WHAT YOU HAVE TO DO
Go through the lines below and copy each one that holds the string "Truss".

========

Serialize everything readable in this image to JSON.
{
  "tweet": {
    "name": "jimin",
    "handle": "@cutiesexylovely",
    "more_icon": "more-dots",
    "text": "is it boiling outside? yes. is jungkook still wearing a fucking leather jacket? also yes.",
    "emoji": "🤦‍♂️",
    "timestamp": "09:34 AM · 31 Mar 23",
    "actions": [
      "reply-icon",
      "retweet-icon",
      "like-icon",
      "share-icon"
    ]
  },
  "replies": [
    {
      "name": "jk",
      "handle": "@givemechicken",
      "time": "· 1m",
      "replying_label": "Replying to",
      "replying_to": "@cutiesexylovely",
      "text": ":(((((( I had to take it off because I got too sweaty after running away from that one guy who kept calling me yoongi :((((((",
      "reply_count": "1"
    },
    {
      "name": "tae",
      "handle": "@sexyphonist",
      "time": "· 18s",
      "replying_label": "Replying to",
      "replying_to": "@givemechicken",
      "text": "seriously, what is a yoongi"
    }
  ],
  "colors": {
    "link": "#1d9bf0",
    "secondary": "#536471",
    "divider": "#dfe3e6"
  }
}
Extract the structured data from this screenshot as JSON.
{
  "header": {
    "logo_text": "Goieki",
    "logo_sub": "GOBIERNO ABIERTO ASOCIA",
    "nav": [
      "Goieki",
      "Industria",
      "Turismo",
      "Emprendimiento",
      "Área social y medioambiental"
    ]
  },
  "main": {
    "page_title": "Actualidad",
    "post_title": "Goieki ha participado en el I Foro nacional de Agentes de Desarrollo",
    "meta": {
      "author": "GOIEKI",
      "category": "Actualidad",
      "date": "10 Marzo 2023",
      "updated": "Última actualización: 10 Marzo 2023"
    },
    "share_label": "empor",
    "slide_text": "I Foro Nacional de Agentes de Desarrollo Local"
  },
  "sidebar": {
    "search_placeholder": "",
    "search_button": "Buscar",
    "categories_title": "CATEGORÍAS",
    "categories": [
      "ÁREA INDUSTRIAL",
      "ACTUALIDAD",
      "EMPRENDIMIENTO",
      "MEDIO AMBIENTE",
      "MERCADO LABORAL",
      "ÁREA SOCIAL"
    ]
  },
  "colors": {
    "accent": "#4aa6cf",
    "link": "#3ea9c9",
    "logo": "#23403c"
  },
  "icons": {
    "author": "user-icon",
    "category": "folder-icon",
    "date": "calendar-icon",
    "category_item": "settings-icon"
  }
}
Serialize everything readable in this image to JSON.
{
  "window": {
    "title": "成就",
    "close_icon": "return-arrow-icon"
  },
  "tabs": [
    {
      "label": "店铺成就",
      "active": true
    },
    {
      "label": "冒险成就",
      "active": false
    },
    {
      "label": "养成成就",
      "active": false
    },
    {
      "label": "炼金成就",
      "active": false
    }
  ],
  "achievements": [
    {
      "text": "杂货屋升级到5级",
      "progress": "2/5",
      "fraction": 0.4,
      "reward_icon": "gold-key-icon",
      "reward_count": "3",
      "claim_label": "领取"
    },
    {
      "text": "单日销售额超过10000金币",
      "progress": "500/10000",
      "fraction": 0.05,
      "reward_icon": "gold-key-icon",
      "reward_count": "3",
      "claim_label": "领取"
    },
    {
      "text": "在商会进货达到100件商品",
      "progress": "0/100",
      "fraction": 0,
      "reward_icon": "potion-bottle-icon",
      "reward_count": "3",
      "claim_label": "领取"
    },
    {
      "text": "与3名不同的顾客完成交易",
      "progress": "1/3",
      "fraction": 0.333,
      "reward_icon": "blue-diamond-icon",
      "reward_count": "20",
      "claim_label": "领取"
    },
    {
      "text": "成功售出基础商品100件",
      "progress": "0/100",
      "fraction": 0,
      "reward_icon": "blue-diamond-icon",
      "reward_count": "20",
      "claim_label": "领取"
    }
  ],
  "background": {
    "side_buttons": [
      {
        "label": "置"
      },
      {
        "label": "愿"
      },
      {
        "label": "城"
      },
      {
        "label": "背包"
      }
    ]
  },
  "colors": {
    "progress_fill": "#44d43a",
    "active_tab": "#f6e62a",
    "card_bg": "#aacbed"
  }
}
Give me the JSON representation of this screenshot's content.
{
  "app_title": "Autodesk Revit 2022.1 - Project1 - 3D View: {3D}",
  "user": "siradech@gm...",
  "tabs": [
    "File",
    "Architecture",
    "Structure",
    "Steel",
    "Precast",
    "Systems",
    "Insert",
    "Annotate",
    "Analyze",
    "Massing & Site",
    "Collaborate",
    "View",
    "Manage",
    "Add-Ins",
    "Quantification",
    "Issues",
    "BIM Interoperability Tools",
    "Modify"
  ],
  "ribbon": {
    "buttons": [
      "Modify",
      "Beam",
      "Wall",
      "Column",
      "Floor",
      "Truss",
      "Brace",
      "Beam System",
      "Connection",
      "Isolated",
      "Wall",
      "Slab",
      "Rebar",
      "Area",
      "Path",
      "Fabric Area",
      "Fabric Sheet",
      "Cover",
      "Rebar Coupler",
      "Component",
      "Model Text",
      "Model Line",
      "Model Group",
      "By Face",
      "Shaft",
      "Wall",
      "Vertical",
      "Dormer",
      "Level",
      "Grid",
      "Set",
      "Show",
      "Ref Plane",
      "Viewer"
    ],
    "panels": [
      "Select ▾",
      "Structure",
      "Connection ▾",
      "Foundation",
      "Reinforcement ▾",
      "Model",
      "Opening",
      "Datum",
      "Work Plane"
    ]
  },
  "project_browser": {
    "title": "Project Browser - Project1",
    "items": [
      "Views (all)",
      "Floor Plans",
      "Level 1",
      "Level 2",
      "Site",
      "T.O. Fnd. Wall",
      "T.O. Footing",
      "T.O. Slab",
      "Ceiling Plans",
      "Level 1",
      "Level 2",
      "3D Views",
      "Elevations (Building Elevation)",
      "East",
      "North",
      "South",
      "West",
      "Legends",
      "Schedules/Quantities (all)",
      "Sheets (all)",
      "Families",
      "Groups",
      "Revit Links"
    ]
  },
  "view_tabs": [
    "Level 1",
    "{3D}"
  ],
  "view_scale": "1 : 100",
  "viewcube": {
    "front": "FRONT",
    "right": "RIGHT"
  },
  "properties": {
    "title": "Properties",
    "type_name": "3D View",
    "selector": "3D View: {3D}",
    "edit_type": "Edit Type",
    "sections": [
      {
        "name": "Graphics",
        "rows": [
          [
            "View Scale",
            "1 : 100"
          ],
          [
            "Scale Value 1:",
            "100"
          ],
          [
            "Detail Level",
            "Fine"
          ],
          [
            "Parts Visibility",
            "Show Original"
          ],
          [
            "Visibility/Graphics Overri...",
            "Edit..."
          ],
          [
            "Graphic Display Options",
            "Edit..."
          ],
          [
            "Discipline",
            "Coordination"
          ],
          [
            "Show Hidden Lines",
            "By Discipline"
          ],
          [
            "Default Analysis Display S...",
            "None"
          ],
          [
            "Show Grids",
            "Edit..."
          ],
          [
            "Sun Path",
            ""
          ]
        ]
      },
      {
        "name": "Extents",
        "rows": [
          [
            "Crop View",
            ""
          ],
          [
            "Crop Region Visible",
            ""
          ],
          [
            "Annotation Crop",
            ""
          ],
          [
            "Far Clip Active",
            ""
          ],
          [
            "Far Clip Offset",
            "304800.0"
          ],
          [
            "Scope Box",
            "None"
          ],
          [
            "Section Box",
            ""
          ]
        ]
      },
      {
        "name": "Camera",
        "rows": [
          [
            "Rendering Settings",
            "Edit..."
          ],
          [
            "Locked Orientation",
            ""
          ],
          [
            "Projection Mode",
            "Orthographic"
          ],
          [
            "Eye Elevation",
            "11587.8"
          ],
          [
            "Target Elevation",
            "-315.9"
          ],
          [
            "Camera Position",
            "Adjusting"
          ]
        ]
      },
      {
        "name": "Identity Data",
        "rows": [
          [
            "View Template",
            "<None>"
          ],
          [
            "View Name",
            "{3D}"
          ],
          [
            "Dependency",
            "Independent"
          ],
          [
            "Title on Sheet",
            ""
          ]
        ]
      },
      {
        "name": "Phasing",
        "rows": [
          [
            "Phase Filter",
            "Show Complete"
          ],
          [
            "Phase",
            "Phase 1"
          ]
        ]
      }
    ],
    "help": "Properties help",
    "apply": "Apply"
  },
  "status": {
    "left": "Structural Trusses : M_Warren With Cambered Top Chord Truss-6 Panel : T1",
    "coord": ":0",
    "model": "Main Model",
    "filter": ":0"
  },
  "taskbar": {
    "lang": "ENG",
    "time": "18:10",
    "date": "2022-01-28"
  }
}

========

SOLUTION
      "Truss",
    "left": "Structural Trusses : M_Warren With Cambered Top Chord Truss-6 Panel : T1",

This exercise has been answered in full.